The elephant in the room is that all the wounds are in the front. Brown was clearly not running away from the officer. That completely obliterates the narrative. Was he charging the officer? Maybe. I have no idea. And, neither does any other member of the public at this point.
As to "execution style", at this stage in the proceedings that is an irresponsible allegation. Is it theoretically possible? Yes. But, to make that implication at this point is a clear indication that the author is more interested in condemning the police than ferreting out the facts. There are a number of circumstances that could result in a wound of that type. He could have been charging, head down. He could have been falling or twisting. As to the wound in the arm being evidence of having his hand raised, that is another unjustified conclusion. Is it possible. Yes. But, he may have flung his arm out running, or in reaction to being shot.
If, as has not been disputed, there was a physical confrontation at the vehicle, and if, as alleged, Brown was charging the officer, it is quite clear that shooting would have been justified.
As to the number of wounds, the police are trained to fire until the threat is neutralized. And, a century of analysis of combat has indicated that, once an officer, soldier, or person defending his or her life, starts shooting, it's common human nature to fire repeatedly. It happens. It's not a symptom of malice, or of evil.

◆ Task list ◆
A: Copy the passage on the Brown shooting between "If, as has not" and "have been justified.", inclusive, swapping "physical confrontation" for "physical altercation".
B: Carry the passage on the Brown shooting on from its final sentence.
The material after this point is separate from the passage on the Brown shooting.

◆ Data shown ◆
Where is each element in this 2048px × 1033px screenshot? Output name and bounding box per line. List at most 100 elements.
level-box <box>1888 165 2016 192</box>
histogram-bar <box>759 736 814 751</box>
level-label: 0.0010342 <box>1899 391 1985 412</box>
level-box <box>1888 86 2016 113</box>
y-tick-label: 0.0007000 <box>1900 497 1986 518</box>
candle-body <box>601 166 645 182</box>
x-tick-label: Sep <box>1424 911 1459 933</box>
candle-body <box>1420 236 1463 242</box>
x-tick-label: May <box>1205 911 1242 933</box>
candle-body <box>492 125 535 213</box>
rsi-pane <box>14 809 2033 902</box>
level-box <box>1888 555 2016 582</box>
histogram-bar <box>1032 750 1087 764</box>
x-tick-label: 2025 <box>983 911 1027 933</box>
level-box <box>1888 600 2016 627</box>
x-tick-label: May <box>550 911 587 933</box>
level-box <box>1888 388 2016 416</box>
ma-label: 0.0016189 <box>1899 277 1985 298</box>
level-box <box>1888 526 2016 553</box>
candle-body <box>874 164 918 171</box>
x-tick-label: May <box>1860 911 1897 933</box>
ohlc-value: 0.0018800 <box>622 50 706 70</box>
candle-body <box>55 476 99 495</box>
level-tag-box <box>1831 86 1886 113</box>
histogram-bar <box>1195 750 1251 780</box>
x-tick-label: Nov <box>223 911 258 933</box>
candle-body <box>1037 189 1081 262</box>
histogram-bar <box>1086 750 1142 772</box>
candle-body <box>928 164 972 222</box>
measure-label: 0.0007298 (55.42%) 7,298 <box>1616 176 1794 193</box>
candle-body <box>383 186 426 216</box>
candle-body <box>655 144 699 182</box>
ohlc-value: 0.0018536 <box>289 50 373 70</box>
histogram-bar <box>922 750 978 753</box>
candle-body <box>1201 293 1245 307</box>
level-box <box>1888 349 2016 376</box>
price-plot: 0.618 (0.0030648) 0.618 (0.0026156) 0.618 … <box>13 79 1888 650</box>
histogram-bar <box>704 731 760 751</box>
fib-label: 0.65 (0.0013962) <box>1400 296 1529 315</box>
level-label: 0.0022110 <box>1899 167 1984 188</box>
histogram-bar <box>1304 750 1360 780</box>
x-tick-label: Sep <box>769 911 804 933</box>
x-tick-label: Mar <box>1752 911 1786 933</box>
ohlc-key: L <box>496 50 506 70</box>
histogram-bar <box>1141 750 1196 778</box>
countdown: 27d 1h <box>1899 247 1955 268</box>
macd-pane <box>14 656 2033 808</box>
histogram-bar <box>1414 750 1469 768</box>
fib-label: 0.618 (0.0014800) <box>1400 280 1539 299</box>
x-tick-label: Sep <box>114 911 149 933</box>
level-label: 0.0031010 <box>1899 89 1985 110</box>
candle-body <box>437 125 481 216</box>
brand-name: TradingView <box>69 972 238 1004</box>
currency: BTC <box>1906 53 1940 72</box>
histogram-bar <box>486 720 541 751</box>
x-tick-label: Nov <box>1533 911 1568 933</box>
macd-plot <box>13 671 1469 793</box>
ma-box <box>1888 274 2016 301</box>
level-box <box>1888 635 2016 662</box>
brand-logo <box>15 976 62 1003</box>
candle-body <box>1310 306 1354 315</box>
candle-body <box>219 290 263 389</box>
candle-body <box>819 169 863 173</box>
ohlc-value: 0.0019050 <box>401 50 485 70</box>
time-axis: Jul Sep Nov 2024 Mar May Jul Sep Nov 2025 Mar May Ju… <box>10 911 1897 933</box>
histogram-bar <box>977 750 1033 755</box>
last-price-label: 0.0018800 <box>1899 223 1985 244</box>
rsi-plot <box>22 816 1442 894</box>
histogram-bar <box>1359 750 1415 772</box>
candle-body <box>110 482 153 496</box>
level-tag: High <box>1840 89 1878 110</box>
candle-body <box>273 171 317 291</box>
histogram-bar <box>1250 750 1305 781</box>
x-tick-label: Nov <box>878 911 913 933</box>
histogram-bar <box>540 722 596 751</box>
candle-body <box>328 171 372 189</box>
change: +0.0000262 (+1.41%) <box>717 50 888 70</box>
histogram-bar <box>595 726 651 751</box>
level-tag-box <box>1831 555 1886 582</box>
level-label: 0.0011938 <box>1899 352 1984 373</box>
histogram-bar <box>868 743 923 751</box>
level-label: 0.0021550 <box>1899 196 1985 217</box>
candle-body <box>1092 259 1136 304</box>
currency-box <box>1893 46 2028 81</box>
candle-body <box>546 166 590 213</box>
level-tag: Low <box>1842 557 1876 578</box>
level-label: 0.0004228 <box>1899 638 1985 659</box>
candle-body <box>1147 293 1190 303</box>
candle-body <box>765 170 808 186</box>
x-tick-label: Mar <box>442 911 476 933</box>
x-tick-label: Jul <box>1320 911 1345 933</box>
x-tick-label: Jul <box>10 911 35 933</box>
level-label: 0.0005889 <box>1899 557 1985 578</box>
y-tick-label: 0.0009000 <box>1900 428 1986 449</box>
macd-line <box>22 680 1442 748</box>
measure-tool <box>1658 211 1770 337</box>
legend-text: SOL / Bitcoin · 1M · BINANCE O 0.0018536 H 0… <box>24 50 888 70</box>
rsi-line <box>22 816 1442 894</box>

◆ Answer section ◆
A:
If, as has not been disputed, there was a physical altercation at the vehicle, and if, as alleged, Brown was charging the officer, it is quite clear that shooting would have been justified.

B:
It's possible that the officer erred. But, it's also realistically possible that the officer did not err. Hopefully time will reveal the truth. If the officer did shoot Brown in cold blood, then he deserves to be jailed. But, what if the shooting is justified? One thing is now indisputable. The witness who claimed that Brown was running away was lying.
The thing I find absolutely revolting is the rush to judgement. People have been shot. Businesses have been looted. A community is being traumatized far beyond the effects of the initial shooting. And, this is due to people jumping to conclusions and pushing their narrative. In citizens, it's lamentable. In the press, it's inexcusable.